## Brief
Where a line holds "name", copy it.

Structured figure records
------------------------------
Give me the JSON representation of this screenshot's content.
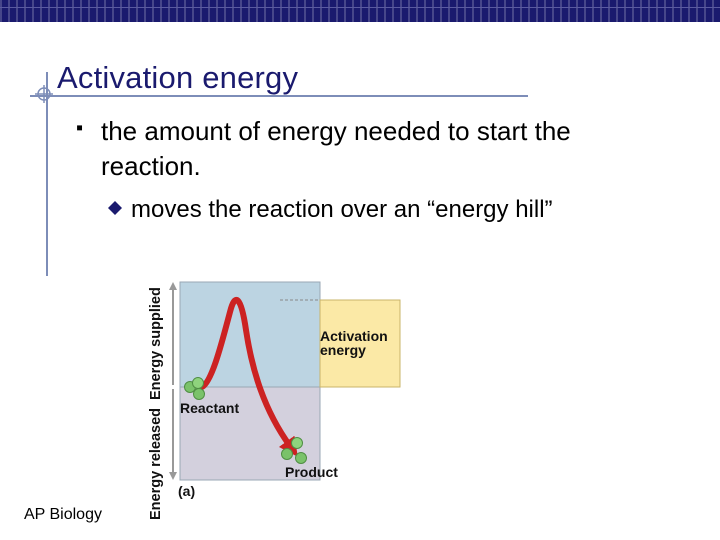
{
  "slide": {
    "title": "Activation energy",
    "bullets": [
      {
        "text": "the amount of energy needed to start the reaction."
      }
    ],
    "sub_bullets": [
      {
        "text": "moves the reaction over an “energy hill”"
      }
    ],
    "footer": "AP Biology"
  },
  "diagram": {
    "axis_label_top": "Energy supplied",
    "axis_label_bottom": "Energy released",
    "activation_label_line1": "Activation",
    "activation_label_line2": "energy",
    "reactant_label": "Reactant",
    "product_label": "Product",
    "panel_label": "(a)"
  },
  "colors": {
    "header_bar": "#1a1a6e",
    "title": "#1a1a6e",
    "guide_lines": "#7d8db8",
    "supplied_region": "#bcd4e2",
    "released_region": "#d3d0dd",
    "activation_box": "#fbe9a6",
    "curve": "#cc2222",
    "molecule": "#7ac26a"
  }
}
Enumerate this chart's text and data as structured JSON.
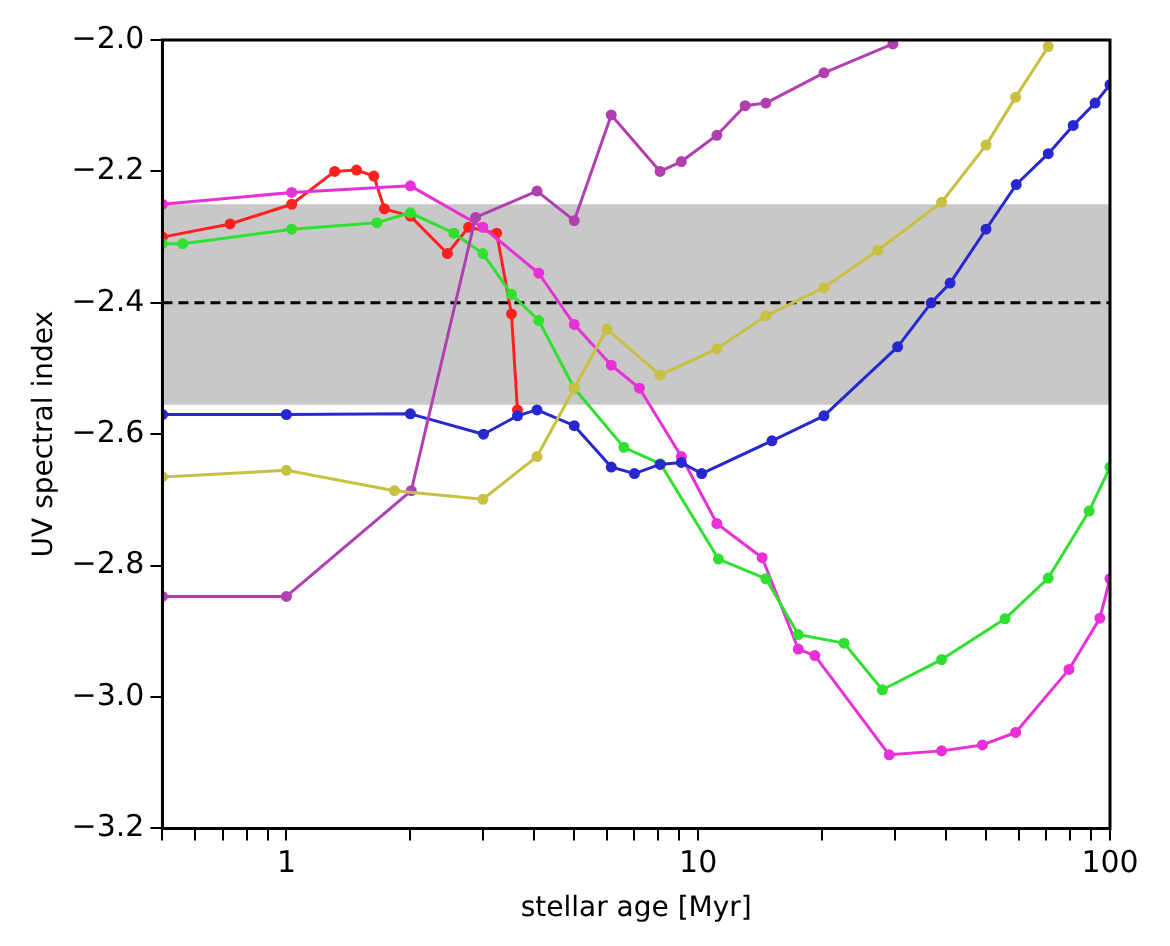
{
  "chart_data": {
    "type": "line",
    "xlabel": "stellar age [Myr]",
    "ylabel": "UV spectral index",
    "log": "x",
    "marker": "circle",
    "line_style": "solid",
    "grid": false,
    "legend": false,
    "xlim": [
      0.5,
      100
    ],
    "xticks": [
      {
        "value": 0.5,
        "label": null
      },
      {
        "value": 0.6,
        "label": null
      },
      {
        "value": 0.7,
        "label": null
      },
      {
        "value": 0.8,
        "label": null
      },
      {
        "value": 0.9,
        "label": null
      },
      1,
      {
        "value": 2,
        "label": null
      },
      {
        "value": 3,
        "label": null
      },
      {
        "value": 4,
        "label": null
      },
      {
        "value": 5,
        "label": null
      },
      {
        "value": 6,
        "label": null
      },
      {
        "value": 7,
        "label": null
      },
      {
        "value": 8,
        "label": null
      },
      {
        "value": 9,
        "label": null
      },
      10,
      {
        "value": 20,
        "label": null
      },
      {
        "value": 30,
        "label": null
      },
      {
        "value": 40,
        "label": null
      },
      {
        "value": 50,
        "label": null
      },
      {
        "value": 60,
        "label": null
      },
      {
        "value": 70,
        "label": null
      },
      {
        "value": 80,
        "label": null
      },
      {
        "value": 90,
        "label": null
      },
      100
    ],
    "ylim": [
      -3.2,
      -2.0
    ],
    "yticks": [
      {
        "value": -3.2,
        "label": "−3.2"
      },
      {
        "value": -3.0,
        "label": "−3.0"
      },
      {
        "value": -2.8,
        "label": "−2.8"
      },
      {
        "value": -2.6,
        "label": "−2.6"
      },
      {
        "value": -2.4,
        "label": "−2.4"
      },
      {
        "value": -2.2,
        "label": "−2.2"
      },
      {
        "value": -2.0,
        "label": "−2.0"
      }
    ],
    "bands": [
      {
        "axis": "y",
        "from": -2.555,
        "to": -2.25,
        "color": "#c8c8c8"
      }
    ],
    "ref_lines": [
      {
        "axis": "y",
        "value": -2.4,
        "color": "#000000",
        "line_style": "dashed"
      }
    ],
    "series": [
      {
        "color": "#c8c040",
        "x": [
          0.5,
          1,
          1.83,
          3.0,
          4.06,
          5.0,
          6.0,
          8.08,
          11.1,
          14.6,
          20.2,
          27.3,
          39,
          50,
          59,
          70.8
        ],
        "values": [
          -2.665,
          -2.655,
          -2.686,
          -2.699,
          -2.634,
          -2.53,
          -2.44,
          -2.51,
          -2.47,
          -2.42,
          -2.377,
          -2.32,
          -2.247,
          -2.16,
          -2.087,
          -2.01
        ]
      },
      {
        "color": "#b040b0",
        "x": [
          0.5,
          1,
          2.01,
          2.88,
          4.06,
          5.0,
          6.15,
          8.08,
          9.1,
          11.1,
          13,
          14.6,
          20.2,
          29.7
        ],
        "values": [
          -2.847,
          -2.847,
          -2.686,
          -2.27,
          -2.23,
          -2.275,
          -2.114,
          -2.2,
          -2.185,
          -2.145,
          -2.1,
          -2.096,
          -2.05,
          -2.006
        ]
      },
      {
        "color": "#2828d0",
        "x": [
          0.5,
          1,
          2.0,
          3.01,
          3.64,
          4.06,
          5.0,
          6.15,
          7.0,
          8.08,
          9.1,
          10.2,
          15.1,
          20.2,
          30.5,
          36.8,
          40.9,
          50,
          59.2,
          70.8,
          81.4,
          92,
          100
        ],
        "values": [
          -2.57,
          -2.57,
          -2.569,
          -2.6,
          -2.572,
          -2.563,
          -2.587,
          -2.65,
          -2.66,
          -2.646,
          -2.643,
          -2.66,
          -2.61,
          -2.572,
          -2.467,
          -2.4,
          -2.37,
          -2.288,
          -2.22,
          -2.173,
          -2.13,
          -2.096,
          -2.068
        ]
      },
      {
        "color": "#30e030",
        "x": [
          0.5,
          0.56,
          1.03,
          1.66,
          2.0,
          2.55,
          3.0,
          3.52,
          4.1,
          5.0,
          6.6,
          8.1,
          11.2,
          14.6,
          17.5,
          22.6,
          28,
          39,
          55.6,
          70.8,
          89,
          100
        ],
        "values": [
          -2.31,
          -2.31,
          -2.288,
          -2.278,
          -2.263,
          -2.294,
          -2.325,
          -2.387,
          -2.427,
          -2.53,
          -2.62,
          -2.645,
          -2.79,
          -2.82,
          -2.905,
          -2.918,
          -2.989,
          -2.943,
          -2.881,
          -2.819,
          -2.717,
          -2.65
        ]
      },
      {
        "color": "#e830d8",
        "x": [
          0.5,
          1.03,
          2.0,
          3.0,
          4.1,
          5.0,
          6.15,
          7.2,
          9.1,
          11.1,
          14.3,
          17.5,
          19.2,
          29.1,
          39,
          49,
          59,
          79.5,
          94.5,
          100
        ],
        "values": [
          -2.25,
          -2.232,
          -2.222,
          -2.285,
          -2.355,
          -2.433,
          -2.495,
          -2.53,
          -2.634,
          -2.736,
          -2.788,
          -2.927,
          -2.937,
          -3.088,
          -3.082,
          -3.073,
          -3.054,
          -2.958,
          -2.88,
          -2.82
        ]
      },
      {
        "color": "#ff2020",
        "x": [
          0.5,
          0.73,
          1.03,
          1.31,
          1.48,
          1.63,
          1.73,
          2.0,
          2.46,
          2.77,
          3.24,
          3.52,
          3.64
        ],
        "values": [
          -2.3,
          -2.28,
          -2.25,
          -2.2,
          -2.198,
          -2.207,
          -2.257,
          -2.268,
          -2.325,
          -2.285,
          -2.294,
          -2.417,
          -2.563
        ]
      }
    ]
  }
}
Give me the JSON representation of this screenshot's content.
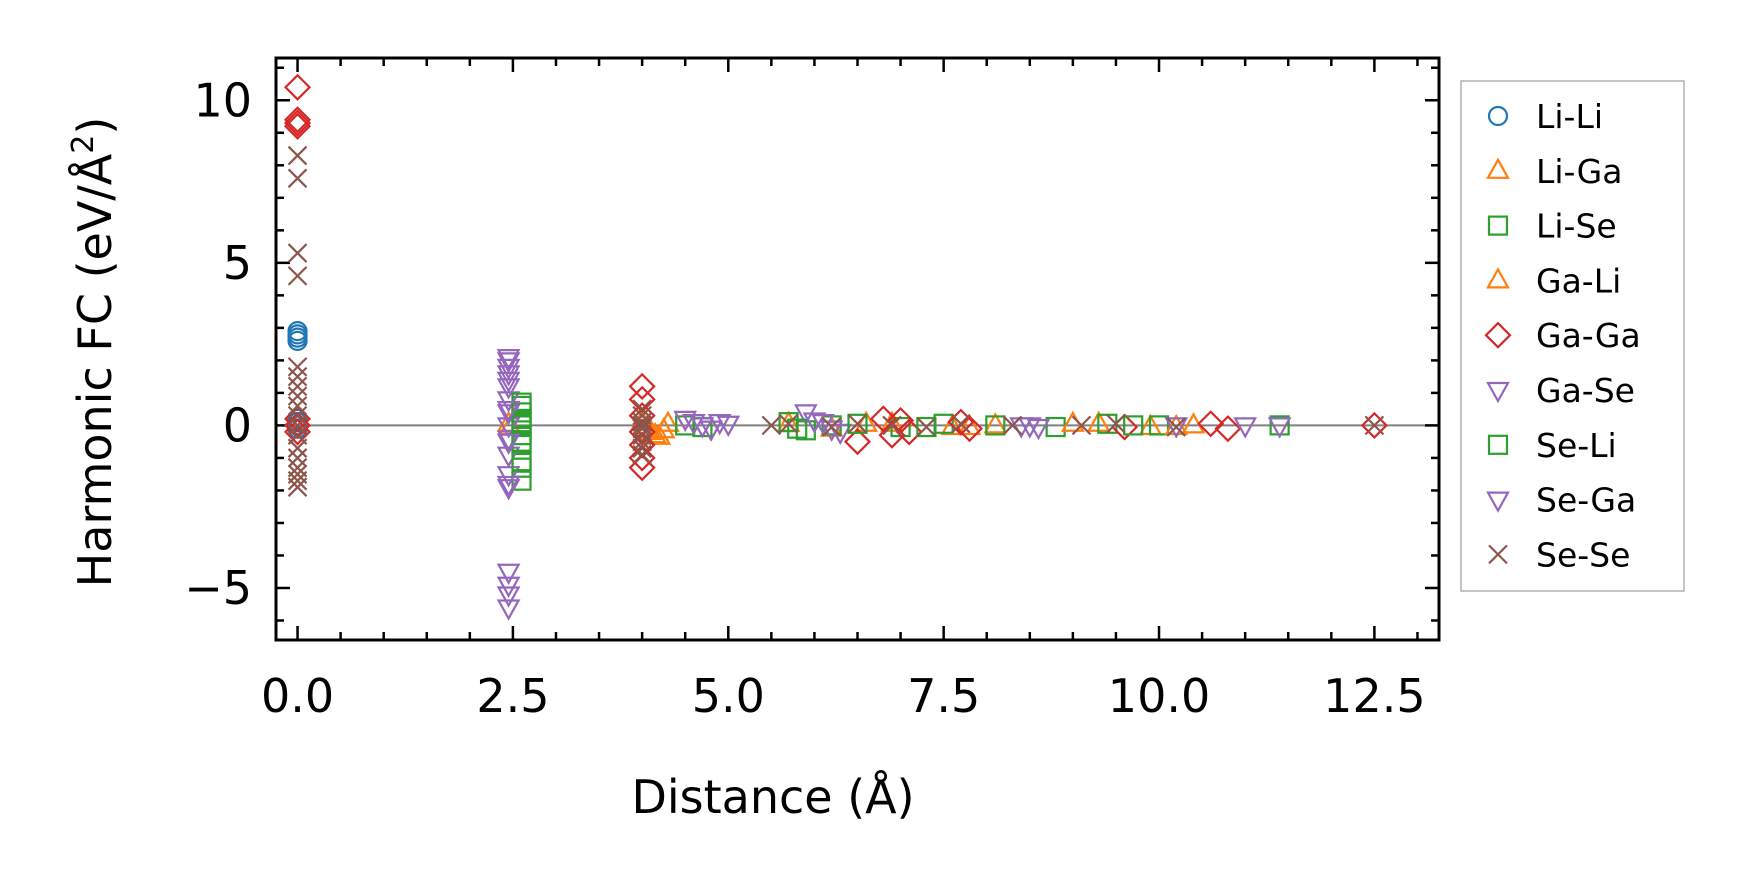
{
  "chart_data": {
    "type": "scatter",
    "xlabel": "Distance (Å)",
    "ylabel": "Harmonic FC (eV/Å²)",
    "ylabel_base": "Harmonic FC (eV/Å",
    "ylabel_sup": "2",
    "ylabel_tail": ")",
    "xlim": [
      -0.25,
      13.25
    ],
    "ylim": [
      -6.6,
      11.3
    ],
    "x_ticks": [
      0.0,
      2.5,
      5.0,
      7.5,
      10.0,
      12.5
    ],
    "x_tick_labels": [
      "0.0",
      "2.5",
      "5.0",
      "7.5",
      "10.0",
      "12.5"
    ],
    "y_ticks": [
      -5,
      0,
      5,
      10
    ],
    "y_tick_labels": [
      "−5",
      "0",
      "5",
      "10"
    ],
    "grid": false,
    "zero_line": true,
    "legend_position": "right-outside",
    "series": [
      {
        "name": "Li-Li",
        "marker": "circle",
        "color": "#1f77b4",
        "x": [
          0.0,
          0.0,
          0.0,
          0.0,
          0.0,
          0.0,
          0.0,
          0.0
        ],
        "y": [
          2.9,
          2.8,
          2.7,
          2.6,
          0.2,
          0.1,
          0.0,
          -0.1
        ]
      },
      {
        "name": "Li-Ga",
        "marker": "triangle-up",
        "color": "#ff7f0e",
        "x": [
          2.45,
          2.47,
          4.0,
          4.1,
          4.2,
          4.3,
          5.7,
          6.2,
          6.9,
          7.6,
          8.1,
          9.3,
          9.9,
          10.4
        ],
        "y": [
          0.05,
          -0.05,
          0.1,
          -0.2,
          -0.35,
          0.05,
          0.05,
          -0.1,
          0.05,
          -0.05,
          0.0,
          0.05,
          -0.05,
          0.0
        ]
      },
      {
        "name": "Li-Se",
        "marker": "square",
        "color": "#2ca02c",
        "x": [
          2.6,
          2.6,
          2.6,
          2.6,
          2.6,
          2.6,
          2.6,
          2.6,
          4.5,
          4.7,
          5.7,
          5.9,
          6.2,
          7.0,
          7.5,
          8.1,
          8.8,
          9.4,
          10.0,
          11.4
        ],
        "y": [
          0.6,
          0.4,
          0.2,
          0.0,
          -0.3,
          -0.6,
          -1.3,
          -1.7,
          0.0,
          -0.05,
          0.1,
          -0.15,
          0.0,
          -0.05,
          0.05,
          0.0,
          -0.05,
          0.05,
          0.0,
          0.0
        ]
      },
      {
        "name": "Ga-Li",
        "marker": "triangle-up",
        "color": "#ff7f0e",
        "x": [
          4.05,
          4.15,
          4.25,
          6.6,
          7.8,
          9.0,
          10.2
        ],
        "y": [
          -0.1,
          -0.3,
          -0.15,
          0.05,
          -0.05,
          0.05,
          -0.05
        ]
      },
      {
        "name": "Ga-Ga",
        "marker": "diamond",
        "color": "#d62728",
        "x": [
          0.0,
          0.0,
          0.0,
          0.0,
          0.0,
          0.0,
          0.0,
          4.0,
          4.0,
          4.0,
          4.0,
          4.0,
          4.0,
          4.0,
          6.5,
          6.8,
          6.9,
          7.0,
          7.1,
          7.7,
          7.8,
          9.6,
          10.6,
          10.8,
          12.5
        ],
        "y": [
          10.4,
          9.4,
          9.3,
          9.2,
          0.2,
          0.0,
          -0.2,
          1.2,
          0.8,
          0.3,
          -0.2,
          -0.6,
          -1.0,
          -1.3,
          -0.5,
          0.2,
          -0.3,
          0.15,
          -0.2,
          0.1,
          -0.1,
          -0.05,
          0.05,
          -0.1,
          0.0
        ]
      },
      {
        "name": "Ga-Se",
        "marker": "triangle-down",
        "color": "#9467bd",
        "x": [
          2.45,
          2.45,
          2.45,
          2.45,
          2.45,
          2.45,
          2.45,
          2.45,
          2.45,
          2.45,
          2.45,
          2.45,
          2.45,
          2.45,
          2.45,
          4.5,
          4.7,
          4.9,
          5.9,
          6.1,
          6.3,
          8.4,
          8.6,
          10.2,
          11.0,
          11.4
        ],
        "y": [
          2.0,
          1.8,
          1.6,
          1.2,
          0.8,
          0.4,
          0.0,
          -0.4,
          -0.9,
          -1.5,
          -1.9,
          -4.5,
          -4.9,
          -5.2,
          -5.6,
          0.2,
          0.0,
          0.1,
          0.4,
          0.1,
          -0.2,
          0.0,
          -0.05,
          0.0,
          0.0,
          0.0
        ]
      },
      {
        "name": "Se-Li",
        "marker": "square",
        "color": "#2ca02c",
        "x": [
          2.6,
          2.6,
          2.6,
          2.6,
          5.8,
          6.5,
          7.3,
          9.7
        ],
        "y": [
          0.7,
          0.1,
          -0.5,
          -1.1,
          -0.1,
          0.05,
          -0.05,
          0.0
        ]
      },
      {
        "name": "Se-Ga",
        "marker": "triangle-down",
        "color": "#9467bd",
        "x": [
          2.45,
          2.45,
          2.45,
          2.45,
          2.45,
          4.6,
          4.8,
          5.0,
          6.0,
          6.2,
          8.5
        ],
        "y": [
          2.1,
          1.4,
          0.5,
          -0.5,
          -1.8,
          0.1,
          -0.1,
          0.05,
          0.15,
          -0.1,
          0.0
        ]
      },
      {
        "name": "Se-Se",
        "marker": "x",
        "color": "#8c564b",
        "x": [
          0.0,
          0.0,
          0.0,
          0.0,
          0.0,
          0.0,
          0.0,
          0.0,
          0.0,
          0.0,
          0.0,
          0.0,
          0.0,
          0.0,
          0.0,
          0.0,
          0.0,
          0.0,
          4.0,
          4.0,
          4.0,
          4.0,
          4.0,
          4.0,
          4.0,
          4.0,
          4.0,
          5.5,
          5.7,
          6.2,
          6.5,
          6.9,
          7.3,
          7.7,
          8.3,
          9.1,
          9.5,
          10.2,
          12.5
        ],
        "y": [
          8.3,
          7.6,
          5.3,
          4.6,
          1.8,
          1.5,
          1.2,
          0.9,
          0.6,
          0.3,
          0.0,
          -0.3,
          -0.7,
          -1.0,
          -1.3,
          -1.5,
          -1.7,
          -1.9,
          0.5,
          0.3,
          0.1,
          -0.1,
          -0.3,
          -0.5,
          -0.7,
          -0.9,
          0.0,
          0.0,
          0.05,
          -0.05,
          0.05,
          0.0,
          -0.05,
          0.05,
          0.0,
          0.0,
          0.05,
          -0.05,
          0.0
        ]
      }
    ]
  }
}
------------------------------
## Reply to the exercise
        "name": "Li-Li",
        "name": "Li-Ga",
        "name": "Li-Se",
        "name": "Ga-Li",
        "name": "Ga-Ga",
        "name": "Ga-Se",
        "name": "Se-Li",
        "name": "Se-Ga",
        "name": "Se-Se",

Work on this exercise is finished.